## Begin Records for this exercise

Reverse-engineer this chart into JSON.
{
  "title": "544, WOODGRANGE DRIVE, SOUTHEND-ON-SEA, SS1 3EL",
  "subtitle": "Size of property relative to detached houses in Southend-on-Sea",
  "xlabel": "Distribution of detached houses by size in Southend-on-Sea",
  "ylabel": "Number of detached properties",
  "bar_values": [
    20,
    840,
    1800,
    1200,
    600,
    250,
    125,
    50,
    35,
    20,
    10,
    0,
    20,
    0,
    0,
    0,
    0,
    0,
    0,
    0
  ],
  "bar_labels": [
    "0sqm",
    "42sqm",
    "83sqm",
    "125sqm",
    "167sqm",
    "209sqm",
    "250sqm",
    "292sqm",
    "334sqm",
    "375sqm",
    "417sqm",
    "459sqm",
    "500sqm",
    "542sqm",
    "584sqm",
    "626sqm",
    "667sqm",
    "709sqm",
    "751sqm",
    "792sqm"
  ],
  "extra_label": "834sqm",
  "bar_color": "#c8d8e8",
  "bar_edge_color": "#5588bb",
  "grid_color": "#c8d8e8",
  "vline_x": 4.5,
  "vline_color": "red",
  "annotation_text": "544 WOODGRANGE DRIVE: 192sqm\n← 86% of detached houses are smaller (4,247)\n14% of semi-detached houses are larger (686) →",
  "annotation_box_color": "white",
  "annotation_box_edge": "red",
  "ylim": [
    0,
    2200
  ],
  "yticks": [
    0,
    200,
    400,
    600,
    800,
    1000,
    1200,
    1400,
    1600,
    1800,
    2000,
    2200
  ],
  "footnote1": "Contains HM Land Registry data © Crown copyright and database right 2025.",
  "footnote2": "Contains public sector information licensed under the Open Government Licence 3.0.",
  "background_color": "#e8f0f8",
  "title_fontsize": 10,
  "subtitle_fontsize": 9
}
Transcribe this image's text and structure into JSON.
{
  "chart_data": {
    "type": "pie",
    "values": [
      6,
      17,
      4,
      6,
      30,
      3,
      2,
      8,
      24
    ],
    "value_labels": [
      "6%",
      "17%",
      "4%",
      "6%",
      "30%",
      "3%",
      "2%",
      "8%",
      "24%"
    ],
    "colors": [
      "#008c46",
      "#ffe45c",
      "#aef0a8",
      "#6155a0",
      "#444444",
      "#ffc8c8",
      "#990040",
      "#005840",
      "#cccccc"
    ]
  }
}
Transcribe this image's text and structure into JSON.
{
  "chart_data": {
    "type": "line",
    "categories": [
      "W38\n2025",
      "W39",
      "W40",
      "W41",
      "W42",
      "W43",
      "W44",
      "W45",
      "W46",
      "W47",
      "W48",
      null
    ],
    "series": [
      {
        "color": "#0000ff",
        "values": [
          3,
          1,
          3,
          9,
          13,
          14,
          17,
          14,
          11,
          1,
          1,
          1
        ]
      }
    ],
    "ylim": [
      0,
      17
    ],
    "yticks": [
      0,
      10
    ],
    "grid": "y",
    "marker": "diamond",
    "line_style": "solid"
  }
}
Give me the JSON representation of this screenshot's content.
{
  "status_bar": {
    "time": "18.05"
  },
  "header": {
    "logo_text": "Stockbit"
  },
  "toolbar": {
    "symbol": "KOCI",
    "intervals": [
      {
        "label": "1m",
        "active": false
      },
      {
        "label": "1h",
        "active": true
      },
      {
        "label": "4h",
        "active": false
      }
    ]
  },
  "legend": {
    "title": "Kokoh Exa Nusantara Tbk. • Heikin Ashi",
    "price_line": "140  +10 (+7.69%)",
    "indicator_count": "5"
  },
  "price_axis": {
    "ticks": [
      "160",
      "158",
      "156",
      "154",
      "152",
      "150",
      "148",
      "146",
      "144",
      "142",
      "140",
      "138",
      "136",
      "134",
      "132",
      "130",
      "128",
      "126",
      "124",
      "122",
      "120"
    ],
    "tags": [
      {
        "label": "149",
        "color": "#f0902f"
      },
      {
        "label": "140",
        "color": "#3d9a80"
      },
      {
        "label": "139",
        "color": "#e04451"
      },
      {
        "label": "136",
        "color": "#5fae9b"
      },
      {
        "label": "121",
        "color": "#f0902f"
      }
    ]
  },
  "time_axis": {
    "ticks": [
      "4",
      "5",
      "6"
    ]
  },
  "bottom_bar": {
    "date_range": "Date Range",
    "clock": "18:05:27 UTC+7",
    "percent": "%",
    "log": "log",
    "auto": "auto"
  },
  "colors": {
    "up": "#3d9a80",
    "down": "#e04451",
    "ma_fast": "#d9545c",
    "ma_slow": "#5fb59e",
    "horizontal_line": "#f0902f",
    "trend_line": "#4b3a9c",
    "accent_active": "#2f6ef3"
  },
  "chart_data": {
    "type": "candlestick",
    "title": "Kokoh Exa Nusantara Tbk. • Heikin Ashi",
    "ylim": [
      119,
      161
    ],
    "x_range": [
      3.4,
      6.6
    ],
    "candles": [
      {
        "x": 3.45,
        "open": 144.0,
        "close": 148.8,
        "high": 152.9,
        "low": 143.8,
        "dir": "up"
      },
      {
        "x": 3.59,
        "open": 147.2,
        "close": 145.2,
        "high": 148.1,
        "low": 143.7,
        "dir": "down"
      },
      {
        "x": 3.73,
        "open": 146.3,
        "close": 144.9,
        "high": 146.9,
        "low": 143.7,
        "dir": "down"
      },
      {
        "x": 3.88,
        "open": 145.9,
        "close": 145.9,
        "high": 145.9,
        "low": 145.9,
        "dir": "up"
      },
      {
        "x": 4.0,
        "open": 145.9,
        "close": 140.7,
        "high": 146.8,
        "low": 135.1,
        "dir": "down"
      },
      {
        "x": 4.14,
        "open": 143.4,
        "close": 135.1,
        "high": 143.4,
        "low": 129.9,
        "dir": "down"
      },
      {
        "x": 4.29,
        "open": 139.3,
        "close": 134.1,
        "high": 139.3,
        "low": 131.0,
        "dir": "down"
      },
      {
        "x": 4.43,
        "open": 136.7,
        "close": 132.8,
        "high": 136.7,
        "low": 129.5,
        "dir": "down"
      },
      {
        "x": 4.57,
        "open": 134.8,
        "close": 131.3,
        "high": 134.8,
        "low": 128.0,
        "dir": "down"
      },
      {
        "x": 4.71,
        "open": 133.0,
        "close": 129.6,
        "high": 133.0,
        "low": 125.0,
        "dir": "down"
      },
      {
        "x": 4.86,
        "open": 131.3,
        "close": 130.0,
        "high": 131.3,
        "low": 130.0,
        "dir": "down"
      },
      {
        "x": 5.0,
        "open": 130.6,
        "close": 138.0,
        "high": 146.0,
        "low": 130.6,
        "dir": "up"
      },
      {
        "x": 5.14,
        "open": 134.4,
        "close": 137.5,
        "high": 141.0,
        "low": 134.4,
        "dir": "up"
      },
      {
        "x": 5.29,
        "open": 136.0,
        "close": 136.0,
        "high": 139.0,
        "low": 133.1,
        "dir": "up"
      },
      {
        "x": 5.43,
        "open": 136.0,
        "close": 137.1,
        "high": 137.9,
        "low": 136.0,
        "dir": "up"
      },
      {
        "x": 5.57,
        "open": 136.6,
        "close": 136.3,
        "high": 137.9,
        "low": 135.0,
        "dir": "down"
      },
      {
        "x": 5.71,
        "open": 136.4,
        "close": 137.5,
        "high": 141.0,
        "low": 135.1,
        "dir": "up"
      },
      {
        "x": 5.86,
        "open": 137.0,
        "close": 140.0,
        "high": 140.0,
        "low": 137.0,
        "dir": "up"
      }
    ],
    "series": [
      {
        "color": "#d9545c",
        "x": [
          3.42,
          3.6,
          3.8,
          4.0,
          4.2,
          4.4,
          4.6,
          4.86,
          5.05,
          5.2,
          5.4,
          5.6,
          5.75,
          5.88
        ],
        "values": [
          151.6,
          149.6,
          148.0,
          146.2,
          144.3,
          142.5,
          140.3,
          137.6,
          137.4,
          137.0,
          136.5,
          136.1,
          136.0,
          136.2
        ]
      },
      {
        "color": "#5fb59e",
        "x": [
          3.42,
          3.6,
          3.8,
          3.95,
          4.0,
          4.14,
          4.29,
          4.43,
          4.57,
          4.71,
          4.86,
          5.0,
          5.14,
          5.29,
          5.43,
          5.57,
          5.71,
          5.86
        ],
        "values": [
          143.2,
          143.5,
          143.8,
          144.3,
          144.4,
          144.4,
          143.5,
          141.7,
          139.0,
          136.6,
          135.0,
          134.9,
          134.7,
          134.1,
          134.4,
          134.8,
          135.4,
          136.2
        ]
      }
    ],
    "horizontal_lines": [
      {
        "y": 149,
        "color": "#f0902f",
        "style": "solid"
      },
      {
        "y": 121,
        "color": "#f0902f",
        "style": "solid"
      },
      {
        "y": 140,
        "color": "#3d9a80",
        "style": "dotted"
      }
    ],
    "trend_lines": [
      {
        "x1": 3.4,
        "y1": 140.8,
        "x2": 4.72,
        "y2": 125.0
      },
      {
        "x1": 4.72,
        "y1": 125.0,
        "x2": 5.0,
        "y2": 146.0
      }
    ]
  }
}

## End Records for this exercise

Instruction -> Select all lines in the listing that include the word "Contains".

Expected output ->
  "footnote1": "Contains HM Land Registry data © Crown copyright and database right 2025.",
  "footnote2": "Contains public sector information licensed under the Open Government Licence 3.0.",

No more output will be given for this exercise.